* BEGIN Entries shown *

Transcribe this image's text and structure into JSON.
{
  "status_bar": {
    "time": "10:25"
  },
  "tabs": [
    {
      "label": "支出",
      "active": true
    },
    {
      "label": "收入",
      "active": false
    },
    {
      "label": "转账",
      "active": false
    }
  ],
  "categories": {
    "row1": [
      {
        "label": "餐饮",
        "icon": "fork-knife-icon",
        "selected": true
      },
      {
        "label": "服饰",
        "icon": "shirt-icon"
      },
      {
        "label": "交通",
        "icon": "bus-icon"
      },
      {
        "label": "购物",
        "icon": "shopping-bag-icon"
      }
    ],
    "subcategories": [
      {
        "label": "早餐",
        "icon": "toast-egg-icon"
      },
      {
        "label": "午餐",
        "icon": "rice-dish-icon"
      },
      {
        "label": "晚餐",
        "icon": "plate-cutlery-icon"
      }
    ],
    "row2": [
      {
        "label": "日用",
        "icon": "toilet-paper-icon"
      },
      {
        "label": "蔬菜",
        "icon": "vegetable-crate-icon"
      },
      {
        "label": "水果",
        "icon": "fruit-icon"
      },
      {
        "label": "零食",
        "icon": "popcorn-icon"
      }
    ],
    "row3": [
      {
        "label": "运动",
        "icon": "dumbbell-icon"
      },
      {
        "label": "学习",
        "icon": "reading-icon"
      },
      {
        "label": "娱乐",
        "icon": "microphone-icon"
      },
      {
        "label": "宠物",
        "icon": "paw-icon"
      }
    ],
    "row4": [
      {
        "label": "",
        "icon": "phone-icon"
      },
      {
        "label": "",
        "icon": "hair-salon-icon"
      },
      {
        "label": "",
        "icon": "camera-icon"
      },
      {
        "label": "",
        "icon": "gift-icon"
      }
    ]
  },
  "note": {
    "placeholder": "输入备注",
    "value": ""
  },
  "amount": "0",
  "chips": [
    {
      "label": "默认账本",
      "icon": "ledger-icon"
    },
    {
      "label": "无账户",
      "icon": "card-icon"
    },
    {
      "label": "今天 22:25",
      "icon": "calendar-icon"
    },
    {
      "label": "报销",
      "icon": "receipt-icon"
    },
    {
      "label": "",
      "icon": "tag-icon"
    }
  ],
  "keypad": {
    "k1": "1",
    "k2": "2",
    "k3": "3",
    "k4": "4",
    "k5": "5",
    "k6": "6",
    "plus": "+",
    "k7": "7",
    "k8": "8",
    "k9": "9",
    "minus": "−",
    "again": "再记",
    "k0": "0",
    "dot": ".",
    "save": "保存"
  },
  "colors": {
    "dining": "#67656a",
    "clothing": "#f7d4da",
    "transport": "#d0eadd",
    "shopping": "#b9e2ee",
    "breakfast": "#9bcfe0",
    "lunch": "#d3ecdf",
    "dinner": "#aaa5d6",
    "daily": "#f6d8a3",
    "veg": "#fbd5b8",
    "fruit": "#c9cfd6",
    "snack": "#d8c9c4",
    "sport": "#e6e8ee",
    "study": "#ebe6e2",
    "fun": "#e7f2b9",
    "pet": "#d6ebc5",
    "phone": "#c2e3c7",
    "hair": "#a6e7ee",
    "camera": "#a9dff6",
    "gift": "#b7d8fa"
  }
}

* END Entries shown *

## What is expected
Using the entries above, please restate each one word for word.

## Output
Transcribe this image's text and structure into JSON.
{
  "status_bar": {
    "time": "10:25"
  },
  "tabs": [
    {
      "label": "支出",
      "active": true
    },
    {
      "label": "收入",
      "active": false
    },
    {
      "label": "转账",
      "active": false
    }
  ],
  "categories": {
    "row1": [
      {
        "label": "餐饮",
        "icon": "fork-knife-icon",
        "selected": true
      },
      {
        "label": "服饰",
        "icon": "shirt-icon"
      },
      {
        "label": "交通",
        "icon": "bus-icon"
      },
      {
        "label": "购物",
        "icon": "shopping-bag-icon"
      }
    ],
    "subcategories": [
      {
        "label": "早餐",
        "icon": "toast-egg-icon"
      },
      {
        "label": "午餐",
        "icon": "rice-dish-icon"
      },
      {
        "label": "晚餐",
        "icon": "plate-cutlery-icon"
      }
    ],
    "row2": [
      {
        "label": "日用",
        "icon": "toilet-paper-icon"
      },
      {
        "label": "蔬菜",
        "icon": "vegetable-crate-icon"
      },
      {
        "label": "水果",
        "icon": "fruit-icon"
      },
      {
        "label": "零食",
        "icon": "popcorn-icon"
      }
    ],
    "row3": [
      {
        "label": "运动",
        "icon": "dumbbell-icon"
      },
      {
        "label": "学习",
        "icon": "reading-icon"
      },
      {
        "label": "娱乐",
        "icon": "microphone-icon"
      },
      {
        "label": "宠物",
        "icon": "paw-icon"
      }
    ],
    "row4": [
      {
        "label": "",
        "icon": "phone-icon"
      },
      {
        "label": "",
        "icon": "hair-salon-icon"
      },
      {
        "label": "",
        "icon": "camera-icon"
      },
      {
        "label": "",
        "icon": "gift-icon"
      }
    ]
  },
  "note": {
    "placeholder": "输入备注",
    "value": ""
  },
  "amount": "0",
  "chips": [
    {
      "label": "默认账本",
      "icon": "ledger-icon"
    },
    {
      "label": "无账户",
      "icon": "card-icon"
    },
    {
      "label": "今天 22:25",
      "icon": "calendar-icon"
    },
    {
      "label": "报销",
      "icon": "receipt-icon"
    },
    {
      "label": "",
      "icon": "tag-icon"
    }
  ],
  "keypad": {
    "k1": "1",
    "k2": "2",
    "k3": "3",
    "k4": "4",
    "k5": "5",
    "k6": "6",
    "plus": "+",
    "k7": "7",
    "k8": "8",
    "k9": "9",
    "minus": "−",
    "again": "再记",
    "k0": "0",
    "dot": ".",
    "save": "保存"
  },
  "colors": {
    "dining": "#67656a",
    "clothing": "#f7d4da",
    "transport": "#d0eadd",
    "shopping": "#b9e2ee",
    "breakfast": "#9bcfe0",
    "lunch": "#d3ecdf",
    "dinner": "#aaa5d6",
    "daily": "#f6d8a3",
    "veg": "#fbd5b8",
    "fruit": "#c9cfd6",
    "snack": "#d8c9c4",
    "sport": "#e6e8ee",
    "study": "#ebe6e2",
    "fun": "#e7f2b9",
    "pet": "#d6ebc5",
    "phone": "#c2e3c7",
    "hair": "#a6e7ee",
    "camera": "#a9dff6",
    "gift": "#b7d8fa"
  }
}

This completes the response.